• _INSTRUCTIONS FOR THE TASK_
Find each line with "JSON" and copy it.

━━━ SUPPLIED MATERIAL

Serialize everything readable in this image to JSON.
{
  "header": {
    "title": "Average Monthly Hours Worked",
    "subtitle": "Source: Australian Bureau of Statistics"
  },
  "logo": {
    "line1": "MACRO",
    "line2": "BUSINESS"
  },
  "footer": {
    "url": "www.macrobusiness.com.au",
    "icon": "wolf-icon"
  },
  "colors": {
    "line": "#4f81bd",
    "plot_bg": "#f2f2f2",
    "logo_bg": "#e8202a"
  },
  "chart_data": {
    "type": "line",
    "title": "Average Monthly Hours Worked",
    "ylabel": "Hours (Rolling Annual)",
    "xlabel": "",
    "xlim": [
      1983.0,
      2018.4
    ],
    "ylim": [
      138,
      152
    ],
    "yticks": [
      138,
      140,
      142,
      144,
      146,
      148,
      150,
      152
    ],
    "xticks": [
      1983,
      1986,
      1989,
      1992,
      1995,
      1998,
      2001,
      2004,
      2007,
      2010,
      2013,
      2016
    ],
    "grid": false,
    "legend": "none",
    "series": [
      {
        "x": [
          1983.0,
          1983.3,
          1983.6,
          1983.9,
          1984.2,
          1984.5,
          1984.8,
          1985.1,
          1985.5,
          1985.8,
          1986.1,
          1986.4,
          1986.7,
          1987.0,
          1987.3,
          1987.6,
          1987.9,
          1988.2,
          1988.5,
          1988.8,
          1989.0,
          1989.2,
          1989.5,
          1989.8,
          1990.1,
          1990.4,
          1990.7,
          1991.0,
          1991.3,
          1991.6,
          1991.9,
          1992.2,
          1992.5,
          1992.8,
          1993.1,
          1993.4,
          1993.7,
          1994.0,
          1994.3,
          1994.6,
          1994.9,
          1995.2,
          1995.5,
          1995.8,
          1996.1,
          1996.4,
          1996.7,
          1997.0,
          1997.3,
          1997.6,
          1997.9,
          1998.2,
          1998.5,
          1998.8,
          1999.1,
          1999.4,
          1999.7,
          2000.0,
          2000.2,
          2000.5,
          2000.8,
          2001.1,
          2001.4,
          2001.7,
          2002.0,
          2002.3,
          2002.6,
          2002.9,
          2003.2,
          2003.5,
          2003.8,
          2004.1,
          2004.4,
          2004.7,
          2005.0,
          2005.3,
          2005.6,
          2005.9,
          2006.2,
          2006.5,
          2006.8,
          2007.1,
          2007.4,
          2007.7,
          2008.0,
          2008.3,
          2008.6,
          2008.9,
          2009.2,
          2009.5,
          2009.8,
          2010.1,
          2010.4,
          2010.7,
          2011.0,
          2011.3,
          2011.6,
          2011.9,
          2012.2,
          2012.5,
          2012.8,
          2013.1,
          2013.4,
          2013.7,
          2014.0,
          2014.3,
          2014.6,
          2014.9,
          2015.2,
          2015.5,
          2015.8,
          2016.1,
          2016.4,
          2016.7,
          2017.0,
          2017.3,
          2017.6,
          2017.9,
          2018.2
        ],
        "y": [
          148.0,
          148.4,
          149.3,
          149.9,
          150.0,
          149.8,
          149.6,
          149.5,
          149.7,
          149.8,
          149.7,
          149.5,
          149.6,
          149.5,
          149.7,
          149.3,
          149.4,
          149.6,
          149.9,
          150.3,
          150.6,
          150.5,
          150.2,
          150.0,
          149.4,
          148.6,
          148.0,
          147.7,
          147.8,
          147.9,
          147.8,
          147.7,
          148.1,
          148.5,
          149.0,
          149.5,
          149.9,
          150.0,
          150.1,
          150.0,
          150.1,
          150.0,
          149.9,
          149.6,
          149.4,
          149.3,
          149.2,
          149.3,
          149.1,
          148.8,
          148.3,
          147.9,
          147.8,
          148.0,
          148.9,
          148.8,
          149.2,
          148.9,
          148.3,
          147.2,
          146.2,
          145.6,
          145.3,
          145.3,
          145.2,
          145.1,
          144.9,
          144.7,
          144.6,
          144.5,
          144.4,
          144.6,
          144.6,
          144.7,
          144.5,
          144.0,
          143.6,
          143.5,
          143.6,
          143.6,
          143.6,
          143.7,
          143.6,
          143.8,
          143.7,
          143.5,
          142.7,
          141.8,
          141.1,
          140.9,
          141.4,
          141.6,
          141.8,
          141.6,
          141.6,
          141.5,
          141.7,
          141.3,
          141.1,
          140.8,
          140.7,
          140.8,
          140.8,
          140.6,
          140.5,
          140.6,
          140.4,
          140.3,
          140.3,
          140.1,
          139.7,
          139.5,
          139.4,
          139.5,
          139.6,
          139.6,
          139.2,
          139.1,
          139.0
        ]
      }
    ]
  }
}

━━━━━━
━━━ SUPPLIED MATERIAL

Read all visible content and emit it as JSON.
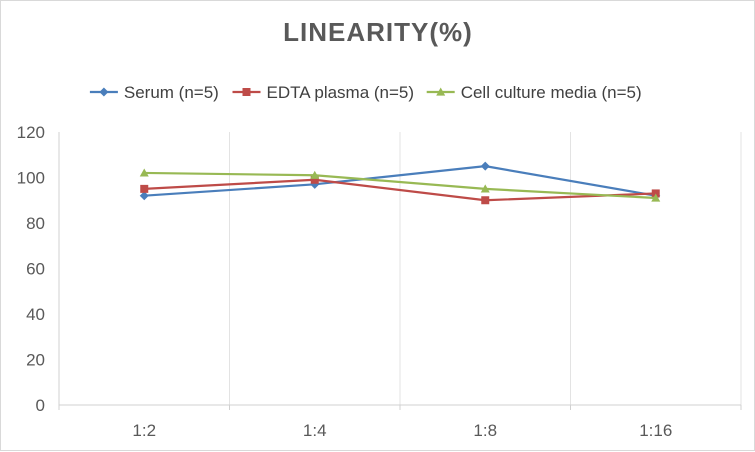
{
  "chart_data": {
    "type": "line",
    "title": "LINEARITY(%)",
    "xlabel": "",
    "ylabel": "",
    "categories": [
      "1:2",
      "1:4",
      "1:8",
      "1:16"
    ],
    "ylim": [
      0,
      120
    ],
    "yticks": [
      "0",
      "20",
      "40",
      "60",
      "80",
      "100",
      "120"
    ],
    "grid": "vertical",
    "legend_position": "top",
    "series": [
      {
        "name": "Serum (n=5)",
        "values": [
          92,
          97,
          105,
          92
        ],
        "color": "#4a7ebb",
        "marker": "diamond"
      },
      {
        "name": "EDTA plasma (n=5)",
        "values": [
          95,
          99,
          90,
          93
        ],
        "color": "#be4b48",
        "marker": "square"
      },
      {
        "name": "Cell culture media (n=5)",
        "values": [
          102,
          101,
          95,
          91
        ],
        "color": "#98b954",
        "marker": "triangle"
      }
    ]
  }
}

━━━━━━
━━━ SUPPLIED MATERIAL

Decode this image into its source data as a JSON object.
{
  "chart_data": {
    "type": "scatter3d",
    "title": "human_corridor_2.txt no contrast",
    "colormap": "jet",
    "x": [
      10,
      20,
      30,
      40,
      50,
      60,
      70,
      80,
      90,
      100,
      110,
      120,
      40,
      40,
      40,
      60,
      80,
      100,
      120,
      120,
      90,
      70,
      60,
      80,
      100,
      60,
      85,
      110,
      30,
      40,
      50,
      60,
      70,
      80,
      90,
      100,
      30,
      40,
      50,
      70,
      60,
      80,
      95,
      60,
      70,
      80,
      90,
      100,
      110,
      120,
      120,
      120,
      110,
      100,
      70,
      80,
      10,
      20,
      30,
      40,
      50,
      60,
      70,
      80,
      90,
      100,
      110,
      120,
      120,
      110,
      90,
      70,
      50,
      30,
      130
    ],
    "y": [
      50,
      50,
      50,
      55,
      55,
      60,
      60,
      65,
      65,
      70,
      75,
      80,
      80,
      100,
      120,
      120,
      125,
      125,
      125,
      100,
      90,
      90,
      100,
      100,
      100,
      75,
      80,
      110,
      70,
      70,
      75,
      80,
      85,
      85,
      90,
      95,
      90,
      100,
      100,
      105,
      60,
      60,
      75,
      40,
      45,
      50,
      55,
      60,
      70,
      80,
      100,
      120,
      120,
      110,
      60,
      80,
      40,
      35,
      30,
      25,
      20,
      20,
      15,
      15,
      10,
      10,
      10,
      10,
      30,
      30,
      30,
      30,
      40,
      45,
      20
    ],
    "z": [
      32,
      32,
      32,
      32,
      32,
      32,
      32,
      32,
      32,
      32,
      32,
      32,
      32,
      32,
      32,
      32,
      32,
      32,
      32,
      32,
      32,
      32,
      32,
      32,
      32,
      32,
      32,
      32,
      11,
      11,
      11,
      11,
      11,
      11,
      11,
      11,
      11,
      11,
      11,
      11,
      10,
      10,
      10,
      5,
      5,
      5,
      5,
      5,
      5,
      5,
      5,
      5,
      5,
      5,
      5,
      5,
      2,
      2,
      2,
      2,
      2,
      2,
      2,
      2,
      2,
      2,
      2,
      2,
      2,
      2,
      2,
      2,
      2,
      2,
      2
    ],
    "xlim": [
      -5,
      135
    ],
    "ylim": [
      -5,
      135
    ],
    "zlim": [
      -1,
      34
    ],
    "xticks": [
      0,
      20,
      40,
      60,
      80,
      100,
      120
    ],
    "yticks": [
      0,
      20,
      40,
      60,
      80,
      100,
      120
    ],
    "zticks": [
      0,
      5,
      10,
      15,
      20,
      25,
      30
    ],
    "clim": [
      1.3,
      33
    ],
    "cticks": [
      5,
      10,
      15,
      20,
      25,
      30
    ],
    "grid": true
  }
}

━━━━━━

• _OUTPUT FOR THIS TASK_
Serialize everything readable in this image to JSON.
Read all visible content and emit it as JSON.
Decode this image into its source data as a JSON object.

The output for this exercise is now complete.